Written request
Rewrite the items from the line with "bubble-luxembourg (918, 42, 928, 52)" up to and including the line with "point-label: Norway (898, 350, 944, 364)", replacing "y-tick-label" with "y-axis-label" and leaving everything else unchanged.

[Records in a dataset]
.....

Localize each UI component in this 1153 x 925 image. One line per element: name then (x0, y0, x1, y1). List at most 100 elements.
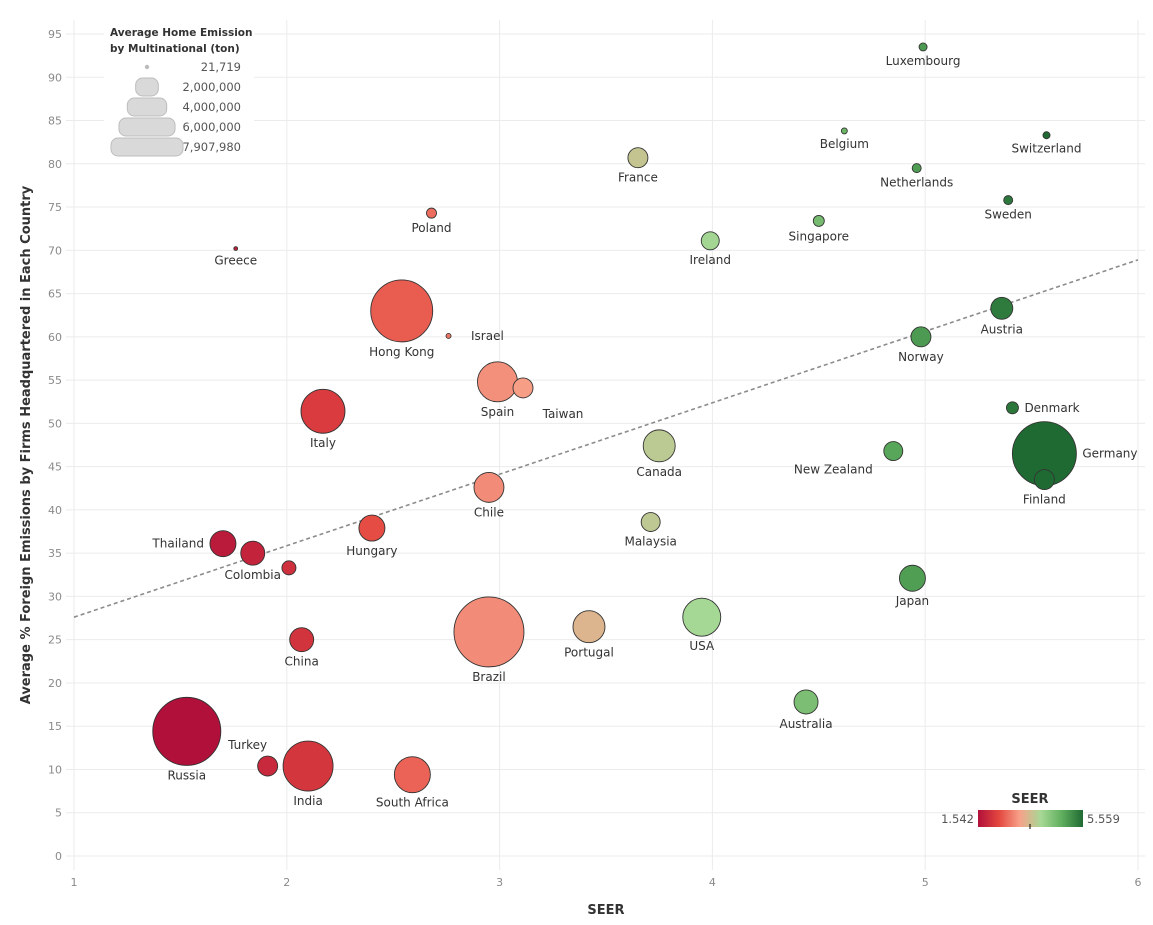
bubble-luxembourg (918, 42, 928, 52)
bubble-malaysia (640, 512, 661, 532)
y-tick-label: 80 (48, 158, 62, 171)
point-label: Denmark (1024, 401, 1079, 415)
bubble-spain (477, 361, 518, 403)
y-axis-ticks: 0 5 10 15 20 25 30 35 40 45 50 55 60 65 70 75 80 85 90 95 (48, 28, 62, 863)
bubble-thailand (209, 530, 237, 558)
y-tick-label: 40 (48, 504, 62, 517)
y-tick-label: 55 (48, 374, 62, 387)
point-label: Luxembourg (886, 54, 961, 68)
bubble-portugal (572, 610, 606, 644)
point-label: Norway (898, 350, 944, 364)
point-label: Portugal (564, 646, 614, 660)
size-legend-title-1: Average Home Emission (110, 27, 253, 39)
point-label: Colombia (225, 568, 281, 582)
point-label: France (618, 171, 658, 185)
point-label: Singapore (789, 229, 850, 243)
bubble-ireland (700, 231, 720, 251)
bubble-france (627, 147, 649, 169)
y-tick-label: 95 (48, 28, 62, 41)
point-label: Poland (411, 221, 451, 235)
y-tick-label: 50 (48, 417, 62, 430)
y-tick-label: 65 (48, 288, 62, 301)
point-label: Hungary (346, 544, 397, 558)
x-tick-label: 2 (283, 876, 290, 889)
y-tick-label: 5 (55, 807, 62, 820)
bubble-unlabeled (281, 560, 297, 576)
point-label: Sweden (984, 208, 1031, 222)
bubble-norway (910, 326, 932, 348)
point-label: Finland (1023, 493, 1066, 507)
point-label: Germany (1082, 447, 1137, 461)
color-legend: SEER 1.542 5.559 (941, 792, 1120, 829)
grid (66, 20, 1145, 870)
y-tick-label: 75 (48, 201, 62, 214)
size-legend-mark (118, 117, 176, 137)
point-label: Israel (471, 329, 504, 343)
bubble-austria (990, 296, 1014, 320)
bubble-turkey (257, 755, 279, 777)
bubble-australia (793, 689, 819, 715)
point-label: Russia (167, 768, 206, 782)
y-tick-label: 85 (48, 115, 62, 128)
bubble-new-zealand (883, 441, 904, 462)
point-label: Hong Kong (369, 345, 434, 359)
point-label: Chile (474, 505, 504, 519)
point-label: Greece (214, 253, 257, 267)
bubble-greece (233, 246, 239, 251)
point-label: New Zealand (794, 463, 873, 477)
bubble-israel (445, 333, 452, 339)
x-tick-label: 3 (496, 876, 503, 889)
bubble-chile (473, 471, 505, 503)
x-axis-ticks: 1 2 3 4 5 6 (71, 876, 1142, 889)
bubble-canada (642, 429, 676, 463)
bubble-usa (682, 597, 722, 637)
y-tick-label: 30 (48, 590, 62, 603)
size-legend-mark (126, 97, 168, 117)
bubble-denmark (1005, 401, 1019, 415)
bubble-south-africa (393, 756, 431, 794)
size-legend-mark (110, 137, 184, 157)
bubble-india (282, 740, 334, 792)
bubble-china (289, 627, 315, 653)
bubble-finland (1033, 469, 1055, 491)
bubble-sweden (1003, 195, 1014, 206)
y-tick-label: 25 (48, 634, 62, 647)
x-tick-label: 4 (709, 876, 716, 889)
x-tick-label: 5 (922, 876, 929, 889)
point-label: Netherlands (880, 176, 953, 190)
point-label: Belgium (820, 137, 869, 151)
point-label: India (293, 794, 322, 808)
bubble-japan (898, 564, 926, 592)
bubble-colombia (240, 540, 266, 566)
size-legend-mark (144, 64, 150, 70)
bubble-brazil (453, 596, 525, 668)
point-label: Canada (636, 465, 682, 479)
point-label: China (285, 655, 319, 669)
size-legend-mark (135, 77, 159, 97)
color-legend-max: 5.559 (1087, 812, 1120, 826)
bubble-belgium (840, 127, 848, 135)
point-label: Malaysia (624, 535, 676, 549)
size-legend-label: 7,907,980 (182, 140, 241, 154)
color-gradient-bar (978, 810, 1083, 827)
point-label: Italy (310, 436, 336, 450)
bubble-russia (152, 696, 222, 766)
y-tick-label: 90 (48, 71, 62, 84)
y-tick-label: 70 (48, 244, 62, 257)
bubble-singapore (812, 214, 825, 227)
bubble-taiwan (512, 377, 534, 399)
y-tick-label: 45 (48, 461, 62, 474)
point-label: Austria (981, 322, 1023, 336)
y-tick-label: 0 (55, 850, 62, 863)
point-label: Taiwan (542, 407, 584, 421)
point-label: USA (689, 639, 715, 653)
y-tick-label: 10 (48, 763, 62, 776)
size-legend-label: 2,000,000 (182, 80, 241, 94)
size-legend: Average Home Emission by Multinational (… (104, 22, 254, 160)
point-label: South Africa (376, 796, 449, 810)
point-label: Ireland (690, 253, 732, 267)
x-axis-title: SEER (587, 903, 624, 918)
point-label: Australia (779, 717, 832, 731)
point-label: Thailand (151, 537, 204, 551)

.....

Finished task
bubble-luxembourg (918, 42, 928, 52)
bubble-malaysia (640, 512, 661, 532)
y-axis-label: 80 (48, 158, 62, 171)
point-label: Denmark (1024, 401, 1079, 415)
bubble-spain (477, 361, 518, 403)
y-axis-ticks: 0 5 10 15 20 25 30 35 40 45 50 55 60 65 70 75 80 85 90 95 (48, 28, 62, 863)
bubble-thailand (209, 530, 237, 558)
y-axis-label: 40 (48, 504, 62, 517)
y-axis-label: 55 (48, 374, 62, 387)
point-label: Luxembourg (886, 54, 961, 68)
bubble-portugal (572, 610, 606, 644)
point-label: Norway (898, 350, 944, 364)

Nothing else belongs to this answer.